Ces chasseurs préhistoriques étaient des femmes
L’HISTOIRE DES FEMMES PEUT-ELLE ÊTRE RÉÉCRITE GRÂCE À LA SCIENCE ?
TEXTES DE MARGOT HINRY, ILLUSTRATIONS DE PIERRE-LOUIS BOUVIER
À l'occasion de la diffusion du documentaire événement “Les Femmes préhistoriques”, accompagnez-nous dans un voyage dans le temps pour revisiter l’histoire des femmes.
Et si ce que nous pensions connaître de l’histoire de nos ancêtres était faux ? Non, les femmes préhistoriques n’étaient pas frêles et sans défense, elles n’étaient pas uniquement occupées à materner et à attendre le retour des chasseurs, recluses dans une grotte.
Une étude datant de 2018 a bouleversé les écrits, jusqu’ici très binaires. Entre 30 et 50 % des chasseurs « de gros gibiers » auraient été des femmes.
********************
TÂCHE DEMANDÉE 1: D'après l'extrait sur les femmes préhistoriques, quelle part des chasseurs de gros gibier auraient été des femmes selon l'étude de 2018 ?
TÂCHE DEMANDÉE 2: Reprenez le texte sur les femmes préhistoriques à la suite de sa dernière phrase.
Les lignes qui viennent ensuite proviennent d'une autre source.
********************
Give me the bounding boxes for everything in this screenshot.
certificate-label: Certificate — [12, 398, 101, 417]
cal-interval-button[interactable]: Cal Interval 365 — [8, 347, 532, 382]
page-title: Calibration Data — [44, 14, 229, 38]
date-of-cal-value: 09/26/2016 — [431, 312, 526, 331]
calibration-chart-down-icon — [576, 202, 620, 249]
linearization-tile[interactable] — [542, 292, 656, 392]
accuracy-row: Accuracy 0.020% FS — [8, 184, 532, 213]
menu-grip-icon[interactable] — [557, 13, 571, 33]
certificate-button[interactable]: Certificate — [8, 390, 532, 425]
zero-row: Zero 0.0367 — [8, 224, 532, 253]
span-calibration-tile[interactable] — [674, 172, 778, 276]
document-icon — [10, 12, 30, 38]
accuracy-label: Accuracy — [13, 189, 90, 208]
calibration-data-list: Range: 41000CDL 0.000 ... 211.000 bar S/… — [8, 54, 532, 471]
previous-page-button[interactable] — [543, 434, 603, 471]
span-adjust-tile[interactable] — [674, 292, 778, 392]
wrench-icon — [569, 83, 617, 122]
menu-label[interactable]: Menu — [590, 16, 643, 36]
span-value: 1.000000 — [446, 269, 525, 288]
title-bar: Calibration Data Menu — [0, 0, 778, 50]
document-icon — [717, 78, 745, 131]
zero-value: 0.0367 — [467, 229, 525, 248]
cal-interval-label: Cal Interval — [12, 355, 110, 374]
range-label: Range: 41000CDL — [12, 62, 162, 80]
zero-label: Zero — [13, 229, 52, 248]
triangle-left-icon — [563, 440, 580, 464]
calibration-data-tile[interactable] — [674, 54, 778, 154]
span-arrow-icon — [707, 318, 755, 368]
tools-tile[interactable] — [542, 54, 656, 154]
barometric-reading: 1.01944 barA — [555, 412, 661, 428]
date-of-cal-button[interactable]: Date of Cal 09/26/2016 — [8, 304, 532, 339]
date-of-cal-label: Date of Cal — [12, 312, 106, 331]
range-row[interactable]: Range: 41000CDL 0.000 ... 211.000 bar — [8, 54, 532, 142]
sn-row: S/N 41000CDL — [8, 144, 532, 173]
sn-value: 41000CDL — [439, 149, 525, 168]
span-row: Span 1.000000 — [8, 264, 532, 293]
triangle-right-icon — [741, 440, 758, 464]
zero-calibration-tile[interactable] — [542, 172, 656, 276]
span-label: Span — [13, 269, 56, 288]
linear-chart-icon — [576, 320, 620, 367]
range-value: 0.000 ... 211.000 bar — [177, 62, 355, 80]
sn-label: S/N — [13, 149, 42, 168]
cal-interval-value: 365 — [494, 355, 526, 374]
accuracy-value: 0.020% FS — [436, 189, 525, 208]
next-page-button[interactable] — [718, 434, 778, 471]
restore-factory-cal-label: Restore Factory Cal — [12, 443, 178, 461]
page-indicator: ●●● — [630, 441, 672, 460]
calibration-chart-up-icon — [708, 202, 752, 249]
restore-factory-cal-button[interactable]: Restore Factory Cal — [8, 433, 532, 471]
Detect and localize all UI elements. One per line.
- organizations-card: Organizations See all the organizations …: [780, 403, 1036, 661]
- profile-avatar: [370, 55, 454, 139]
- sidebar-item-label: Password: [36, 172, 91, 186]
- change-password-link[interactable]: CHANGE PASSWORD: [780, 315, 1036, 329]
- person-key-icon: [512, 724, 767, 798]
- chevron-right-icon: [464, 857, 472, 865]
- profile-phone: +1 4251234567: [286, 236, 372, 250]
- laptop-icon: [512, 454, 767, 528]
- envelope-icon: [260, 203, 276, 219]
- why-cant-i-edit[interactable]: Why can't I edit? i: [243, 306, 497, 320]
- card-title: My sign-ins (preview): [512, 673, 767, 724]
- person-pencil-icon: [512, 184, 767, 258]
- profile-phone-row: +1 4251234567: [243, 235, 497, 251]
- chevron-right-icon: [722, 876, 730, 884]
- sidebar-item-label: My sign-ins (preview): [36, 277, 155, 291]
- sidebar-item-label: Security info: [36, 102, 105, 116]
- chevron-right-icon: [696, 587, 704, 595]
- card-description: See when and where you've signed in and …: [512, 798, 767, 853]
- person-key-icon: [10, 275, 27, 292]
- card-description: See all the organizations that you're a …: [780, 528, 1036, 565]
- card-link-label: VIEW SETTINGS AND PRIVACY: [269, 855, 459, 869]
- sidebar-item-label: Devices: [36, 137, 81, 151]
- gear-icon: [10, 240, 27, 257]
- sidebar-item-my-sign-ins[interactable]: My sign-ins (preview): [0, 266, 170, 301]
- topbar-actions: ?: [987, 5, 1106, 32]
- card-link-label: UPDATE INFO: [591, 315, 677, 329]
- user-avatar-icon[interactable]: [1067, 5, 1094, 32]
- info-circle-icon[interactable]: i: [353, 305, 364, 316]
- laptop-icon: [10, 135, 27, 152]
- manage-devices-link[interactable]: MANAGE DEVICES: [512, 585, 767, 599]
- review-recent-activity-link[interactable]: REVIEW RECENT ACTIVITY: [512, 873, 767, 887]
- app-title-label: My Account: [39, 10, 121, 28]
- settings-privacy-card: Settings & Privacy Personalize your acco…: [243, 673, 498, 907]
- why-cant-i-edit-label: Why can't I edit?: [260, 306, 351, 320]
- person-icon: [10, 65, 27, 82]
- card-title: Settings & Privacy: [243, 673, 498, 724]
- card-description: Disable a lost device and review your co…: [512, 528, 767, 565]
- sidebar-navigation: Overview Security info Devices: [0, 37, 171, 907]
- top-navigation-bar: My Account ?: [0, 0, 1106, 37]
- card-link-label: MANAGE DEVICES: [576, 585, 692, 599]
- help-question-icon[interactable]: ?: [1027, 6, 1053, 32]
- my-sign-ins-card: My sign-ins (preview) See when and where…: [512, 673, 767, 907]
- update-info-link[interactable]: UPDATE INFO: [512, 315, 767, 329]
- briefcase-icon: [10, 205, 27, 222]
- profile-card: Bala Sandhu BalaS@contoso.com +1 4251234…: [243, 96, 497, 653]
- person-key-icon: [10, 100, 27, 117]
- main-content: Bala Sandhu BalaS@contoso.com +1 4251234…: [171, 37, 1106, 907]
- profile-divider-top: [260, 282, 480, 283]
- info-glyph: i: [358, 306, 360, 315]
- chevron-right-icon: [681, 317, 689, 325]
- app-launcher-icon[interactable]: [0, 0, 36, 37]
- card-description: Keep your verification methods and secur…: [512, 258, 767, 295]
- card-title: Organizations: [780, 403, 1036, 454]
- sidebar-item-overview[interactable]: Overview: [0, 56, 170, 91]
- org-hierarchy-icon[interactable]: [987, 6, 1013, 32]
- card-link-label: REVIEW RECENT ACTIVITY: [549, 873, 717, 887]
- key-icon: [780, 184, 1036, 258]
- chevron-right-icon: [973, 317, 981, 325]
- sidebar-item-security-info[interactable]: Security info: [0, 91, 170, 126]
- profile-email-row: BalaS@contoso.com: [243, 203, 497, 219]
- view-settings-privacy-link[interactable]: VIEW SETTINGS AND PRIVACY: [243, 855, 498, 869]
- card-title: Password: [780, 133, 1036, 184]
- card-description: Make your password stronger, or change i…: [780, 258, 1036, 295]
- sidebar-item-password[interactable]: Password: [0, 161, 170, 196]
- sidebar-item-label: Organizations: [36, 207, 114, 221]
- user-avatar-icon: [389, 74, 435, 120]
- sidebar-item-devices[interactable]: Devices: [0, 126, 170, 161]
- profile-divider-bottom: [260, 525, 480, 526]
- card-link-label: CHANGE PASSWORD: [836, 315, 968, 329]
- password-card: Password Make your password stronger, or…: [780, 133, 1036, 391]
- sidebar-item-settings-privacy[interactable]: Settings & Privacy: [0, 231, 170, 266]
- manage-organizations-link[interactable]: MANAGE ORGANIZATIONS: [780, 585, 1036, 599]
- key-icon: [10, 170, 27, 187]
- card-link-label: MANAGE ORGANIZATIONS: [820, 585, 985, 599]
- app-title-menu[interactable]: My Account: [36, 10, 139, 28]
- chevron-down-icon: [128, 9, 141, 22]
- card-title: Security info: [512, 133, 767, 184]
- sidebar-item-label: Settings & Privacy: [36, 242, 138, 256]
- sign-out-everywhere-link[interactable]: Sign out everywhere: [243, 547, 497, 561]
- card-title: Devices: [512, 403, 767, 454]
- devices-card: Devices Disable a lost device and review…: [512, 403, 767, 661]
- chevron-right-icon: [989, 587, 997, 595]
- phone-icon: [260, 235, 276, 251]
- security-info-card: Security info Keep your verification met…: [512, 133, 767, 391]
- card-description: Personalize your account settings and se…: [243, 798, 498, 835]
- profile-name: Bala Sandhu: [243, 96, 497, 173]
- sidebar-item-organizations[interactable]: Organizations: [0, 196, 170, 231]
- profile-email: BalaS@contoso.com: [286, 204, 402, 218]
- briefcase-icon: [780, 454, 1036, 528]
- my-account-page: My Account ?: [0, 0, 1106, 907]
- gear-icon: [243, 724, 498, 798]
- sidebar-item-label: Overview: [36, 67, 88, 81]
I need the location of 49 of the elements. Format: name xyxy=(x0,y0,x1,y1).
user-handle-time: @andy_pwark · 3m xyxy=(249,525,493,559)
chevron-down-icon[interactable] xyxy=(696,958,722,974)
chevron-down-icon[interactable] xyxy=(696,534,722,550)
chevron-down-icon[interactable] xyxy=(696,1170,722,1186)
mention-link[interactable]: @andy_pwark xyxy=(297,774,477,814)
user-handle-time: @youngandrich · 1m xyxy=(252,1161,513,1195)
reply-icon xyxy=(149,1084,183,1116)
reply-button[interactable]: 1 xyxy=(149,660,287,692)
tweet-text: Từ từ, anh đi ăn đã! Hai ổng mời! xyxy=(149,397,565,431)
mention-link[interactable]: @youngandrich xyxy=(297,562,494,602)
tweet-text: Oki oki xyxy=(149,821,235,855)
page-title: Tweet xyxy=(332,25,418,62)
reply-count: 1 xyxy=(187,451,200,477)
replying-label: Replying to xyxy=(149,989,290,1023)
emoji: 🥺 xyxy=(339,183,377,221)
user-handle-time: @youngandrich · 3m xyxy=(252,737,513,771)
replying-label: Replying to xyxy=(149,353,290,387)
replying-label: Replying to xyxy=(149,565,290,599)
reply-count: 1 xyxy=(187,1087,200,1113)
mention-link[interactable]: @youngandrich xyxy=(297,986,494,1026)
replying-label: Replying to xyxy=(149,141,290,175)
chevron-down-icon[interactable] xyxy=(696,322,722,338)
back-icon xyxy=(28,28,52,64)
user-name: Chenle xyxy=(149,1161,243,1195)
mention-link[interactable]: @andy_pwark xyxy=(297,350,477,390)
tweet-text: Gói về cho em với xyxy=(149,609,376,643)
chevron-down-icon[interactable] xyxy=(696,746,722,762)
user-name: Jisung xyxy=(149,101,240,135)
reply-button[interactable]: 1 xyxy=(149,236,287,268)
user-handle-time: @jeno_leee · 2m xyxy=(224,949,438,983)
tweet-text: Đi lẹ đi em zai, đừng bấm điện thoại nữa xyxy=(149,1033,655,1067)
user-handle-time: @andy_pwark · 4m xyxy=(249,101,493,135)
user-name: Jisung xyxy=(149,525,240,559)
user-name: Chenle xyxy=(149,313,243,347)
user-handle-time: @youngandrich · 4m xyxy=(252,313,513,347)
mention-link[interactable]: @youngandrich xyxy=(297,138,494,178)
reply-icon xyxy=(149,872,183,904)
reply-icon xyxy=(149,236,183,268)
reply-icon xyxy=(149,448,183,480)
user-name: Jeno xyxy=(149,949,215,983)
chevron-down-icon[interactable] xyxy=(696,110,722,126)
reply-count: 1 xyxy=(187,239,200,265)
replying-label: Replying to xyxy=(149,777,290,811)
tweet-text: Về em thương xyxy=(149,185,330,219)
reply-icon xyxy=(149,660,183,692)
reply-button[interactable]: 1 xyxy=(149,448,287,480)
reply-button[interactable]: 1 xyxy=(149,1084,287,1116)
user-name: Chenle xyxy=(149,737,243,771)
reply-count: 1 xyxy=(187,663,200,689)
********************
RÉPONSE RÉDIGÉE 1: Entre 30 et 50 %.

RÉPONSE RÉDIGÉE 2:
NG_prehistoric_woman
Loin des préjugés, la science s’exprime et délie les pensées préconçues. Les femmes de la préhistoire auraient été très actives et musclées, elles se seraient attelées à la chasse, au rabattage des animaux, à la cueillette des fruits et des œufs. Des hypothèses nouvelles invitent à penser que la société préhistorique était une société plutôt matriarcale.
Au moment des premières fouilles, les archéologues n’auraient pas questionné le sexe des restes humains mis au jour dans des sépultures de chasseurs-cueilleurs préhistoriques, actant qu’il ne pouvait s’agir là que d’hommes, puisque des attributs de chasse avaient été enterrés avec eux. Des analyses récentes ont permis de prouver que des squelettes féminins portaient des marques de lutte, de chasse, et avaient été ensevelis entourés d’armes.
Le documentaire inédit “Les Femmes préhistoriques” sera diffusé le 22 mai à 21.00 sur la chaîne National Geographic.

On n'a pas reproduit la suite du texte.